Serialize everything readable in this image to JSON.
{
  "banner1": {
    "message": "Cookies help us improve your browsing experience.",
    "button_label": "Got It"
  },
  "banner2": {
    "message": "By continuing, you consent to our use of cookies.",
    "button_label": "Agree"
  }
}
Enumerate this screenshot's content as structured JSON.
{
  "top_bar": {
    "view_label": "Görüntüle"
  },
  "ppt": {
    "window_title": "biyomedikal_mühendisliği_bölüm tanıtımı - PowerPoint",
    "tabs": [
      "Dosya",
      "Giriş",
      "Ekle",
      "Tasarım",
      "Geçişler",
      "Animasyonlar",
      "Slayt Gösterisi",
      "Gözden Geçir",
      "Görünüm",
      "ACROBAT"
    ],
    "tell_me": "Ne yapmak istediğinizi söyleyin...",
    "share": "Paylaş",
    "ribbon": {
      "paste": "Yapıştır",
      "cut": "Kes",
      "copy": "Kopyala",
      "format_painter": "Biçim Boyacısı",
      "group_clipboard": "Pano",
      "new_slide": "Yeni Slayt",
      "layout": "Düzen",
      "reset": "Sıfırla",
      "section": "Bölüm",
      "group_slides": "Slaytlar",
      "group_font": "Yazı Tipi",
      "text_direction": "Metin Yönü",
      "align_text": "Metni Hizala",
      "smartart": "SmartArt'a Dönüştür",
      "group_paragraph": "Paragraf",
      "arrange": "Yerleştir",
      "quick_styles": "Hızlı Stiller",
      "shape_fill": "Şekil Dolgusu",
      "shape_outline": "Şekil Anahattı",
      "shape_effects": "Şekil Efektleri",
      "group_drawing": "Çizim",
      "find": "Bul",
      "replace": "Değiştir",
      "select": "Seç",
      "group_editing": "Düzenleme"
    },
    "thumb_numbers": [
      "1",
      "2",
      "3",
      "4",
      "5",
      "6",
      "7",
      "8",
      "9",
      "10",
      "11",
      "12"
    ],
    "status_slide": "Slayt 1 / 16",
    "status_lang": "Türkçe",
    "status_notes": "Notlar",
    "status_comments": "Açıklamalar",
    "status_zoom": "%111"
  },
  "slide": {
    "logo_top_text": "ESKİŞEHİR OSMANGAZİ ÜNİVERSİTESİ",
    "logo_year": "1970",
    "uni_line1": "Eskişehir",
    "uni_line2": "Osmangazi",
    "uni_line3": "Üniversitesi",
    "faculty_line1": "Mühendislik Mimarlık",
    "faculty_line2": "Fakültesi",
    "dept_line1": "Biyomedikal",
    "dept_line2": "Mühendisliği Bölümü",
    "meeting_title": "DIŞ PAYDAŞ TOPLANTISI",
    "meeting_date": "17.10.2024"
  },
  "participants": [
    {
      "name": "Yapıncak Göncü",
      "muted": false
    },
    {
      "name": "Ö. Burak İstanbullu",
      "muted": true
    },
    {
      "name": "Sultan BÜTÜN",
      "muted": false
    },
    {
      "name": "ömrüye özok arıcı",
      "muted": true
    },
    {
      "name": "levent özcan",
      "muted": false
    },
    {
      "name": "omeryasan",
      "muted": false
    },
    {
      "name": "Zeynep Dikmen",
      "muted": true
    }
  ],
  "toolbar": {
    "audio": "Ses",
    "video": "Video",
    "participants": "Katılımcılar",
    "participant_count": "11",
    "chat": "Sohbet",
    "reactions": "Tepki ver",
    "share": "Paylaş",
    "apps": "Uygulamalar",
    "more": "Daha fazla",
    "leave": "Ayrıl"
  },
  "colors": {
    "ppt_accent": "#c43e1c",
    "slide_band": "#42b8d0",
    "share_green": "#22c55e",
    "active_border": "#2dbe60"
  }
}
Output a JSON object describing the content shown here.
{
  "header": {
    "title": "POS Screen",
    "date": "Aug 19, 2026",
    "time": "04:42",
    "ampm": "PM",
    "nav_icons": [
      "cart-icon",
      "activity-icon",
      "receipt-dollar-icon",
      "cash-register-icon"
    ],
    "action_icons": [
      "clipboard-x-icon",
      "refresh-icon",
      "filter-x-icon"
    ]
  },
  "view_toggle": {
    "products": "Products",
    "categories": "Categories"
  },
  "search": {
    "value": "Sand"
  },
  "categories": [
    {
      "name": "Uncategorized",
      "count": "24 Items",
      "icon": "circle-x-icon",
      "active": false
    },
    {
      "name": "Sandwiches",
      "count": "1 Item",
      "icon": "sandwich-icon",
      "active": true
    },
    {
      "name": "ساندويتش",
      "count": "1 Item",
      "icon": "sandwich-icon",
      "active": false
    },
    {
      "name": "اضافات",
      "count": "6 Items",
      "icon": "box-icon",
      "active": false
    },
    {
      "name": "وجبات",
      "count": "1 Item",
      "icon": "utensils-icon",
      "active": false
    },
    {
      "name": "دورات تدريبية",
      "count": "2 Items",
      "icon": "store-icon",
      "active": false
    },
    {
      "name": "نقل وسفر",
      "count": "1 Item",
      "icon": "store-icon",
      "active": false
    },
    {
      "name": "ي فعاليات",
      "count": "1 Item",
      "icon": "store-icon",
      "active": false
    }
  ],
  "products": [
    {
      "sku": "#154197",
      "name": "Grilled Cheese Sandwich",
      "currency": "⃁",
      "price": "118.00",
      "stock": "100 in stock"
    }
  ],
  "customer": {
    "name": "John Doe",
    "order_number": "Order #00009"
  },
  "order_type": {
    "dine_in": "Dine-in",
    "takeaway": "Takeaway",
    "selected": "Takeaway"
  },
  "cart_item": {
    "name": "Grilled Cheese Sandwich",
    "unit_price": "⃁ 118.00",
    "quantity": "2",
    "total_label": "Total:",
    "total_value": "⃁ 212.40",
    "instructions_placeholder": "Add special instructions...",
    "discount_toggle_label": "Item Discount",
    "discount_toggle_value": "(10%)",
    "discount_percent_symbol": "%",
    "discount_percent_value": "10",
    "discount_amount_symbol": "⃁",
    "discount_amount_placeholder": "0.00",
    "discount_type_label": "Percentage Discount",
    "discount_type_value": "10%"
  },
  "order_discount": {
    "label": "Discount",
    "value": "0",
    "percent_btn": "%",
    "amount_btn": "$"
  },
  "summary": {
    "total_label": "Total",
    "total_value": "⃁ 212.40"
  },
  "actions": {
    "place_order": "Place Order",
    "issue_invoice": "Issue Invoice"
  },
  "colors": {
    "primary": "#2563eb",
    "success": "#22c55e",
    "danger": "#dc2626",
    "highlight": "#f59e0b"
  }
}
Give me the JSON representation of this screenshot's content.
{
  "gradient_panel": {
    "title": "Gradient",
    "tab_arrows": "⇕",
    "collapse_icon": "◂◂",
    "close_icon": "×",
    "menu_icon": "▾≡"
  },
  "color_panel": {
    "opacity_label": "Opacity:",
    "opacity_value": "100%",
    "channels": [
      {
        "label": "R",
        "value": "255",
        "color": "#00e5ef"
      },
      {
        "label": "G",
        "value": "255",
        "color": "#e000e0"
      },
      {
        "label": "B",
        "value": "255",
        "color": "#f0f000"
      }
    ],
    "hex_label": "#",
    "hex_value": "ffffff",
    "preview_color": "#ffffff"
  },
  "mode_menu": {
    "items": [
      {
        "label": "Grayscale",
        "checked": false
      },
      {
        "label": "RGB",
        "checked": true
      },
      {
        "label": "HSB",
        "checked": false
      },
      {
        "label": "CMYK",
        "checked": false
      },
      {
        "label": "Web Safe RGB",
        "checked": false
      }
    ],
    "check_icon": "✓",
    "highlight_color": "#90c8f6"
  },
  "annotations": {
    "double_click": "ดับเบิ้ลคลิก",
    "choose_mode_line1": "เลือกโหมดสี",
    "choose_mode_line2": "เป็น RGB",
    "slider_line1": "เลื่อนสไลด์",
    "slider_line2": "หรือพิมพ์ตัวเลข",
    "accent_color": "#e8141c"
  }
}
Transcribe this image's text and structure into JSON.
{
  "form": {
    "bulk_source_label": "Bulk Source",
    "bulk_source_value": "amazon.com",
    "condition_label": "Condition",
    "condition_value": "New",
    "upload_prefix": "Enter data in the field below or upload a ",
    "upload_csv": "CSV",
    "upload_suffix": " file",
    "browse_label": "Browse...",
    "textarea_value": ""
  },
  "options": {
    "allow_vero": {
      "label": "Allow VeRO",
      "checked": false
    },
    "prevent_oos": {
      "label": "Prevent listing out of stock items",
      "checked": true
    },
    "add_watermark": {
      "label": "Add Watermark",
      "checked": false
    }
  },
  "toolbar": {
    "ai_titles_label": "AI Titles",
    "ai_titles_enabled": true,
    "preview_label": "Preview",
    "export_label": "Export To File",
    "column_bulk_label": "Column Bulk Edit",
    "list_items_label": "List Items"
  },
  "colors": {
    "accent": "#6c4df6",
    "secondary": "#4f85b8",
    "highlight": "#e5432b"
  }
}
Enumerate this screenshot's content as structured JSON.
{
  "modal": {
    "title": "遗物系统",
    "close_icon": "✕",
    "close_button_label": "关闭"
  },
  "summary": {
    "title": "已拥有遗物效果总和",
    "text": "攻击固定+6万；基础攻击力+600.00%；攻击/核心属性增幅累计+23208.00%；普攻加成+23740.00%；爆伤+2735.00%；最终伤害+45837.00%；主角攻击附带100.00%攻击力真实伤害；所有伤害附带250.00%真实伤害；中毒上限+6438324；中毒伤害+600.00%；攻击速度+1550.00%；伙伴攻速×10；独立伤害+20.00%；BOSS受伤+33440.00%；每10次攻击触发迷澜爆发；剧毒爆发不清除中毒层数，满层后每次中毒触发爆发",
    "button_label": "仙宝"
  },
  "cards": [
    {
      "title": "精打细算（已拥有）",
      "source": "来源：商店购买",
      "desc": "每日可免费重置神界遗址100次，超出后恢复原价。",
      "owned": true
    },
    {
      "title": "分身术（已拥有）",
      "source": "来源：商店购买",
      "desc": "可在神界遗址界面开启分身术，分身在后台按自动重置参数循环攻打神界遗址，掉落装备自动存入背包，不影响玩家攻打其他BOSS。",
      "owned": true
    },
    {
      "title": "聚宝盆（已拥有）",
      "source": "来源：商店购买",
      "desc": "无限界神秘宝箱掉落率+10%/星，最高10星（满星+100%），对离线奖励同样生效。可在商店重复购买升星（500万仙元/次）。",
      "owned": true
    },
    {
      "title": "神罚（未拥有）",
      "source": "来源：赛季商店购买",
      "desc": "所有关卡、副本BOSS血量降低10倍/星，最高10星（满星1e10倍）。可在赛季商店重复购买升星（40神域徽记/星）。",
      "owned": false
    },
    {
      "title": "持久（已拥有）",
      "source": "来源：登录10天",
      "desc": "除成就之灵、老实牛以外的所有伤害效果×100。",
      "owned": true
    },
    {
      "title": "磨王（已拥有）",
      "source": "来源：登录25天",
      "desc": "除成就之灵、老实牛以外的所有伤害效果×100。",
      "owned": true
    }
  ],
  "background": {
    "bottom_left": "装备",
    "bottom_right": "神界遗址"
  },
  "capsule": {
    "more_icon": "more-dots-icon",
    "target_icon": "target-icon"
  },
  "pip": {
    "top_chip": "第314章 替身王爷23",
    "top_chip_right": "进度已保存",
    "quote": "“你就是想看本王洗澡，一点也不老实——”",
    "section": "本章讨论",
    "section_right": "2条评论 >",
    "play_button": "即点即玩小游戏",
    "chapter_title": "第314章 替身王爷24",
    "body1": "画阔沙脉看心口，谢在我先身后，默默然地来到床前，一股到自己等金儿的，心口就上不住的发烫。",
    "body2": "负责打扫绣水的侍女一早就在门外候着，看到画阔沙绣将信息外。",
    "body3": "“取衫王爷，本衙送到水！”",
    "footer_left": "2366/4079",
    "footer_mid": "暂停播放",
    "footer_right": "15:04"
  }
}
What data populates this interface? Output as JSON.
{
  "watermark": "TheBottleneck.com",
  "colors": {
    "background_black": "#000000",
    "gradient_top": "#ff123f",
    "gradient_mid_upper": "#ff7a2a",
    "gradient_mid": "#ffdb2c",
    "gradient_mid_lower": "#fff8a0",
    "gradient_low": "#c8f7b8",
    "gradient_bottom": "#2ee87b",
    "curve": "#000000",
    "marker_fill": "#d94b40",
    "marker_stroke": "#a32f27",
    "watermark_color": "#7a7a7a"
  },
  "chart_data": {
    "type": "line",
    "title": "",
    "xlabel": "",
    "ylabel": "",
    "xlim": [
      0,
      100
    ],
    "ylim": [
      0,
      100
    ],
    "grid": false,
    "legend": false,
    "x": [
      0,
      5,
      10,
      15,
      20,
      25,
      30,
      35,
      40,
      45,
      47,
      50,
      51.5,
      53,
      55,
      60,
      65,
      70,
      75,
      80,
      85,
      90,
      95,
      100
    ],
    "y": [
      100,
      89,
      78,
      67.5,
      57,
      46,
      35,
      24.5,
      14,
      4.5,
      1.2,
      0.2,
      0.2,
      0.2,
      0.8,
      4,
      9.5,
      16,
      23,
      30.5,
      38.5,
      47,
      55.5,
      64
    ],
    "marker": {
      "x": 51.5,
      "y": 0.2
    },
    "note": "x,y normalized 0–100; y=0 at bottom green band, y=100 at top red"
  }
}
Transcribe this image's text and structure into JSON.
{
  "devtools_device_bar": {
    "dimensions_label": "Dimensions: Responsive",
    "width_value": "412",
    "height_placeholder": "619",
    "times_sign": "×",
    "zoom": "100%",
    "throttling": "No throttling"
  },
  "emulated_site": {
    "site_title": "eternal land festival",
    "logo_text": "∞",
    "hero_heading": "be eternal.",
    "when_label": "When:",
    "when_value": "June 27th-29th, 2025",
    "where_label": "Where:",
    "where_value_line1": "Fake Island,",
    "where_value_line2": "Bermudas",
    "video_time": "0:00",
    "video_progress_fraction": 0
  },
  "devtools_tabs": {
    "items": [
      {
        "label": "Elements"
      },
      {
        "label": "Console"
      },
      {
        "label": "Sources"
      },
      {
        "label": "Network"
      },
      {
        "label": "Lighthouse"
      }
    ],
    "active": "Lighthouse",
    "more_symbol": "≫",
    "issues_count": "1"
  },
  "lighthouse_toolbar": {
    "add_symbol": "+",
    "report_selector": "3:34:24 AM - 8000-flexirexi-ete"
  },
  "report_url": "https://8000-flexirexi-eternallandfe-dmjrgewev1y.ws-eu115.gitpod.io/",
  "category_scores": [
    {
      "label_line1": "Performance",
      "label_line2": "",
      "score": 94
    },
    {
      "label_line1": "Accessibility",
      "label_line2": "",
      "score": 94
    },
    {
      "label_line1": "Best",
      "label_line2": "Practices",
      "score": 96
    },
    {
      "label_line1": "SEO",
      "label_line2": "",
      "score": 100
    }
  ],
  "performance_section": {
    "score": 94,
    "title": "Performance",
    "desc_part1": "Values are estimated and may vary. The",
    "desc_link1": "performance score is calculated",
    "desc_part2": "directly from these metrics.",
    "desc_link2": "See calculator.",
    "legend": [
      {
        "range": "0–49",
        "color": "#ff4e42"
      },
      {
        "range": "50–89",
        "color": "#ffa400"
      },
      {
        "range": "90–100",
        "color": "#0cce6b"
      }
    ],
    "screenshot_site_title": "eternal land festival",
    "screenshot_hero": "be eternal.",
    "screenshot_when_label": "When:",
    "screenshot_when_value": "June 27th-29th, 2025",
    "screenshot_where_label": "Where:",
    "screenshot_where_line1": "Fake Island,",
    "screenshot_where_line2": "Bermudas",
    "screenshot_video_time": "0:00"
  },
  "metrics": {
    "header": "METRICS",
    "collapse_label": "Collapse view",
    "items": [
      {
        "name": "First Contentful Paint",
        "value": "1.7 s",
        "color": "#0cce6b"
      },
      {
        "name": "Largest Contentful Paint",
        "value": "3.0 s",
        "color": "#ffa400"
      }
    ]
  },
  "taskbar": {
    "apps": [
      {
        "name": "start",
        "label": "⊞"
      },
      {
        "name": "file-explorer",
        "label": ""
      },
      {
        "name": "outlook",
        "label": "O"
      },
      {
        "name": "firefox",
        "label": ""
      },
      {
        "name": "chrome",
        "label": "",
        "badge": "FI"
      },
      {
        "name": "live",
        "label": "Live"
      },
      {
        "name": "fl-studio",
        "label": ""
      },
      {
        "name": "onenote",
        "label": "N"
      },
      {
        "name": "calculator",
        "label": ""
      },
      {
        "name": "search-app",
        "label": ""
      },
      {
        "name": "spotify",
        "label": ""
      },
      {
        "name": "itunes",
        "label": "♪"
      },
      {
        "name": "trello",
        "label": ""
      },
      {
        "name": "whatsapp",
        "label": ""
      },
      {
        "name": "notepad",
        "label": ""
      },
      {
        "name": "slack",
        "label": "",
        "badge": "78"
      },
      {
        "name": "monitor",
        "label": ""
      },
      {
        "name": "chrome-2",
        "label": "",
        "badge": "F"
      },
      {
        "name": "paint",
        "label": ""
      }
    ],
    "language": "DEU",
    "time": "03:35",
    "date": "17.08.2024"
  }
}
▬▬▬▬▬▬
**INSTRUCTION**
Select and copy every line from the records that includes the word "message".

**SOLUTION**
    "message": "Cookies help us improve your browsing experience.",
    "message": "By continuing, you consent to our use of cookies.",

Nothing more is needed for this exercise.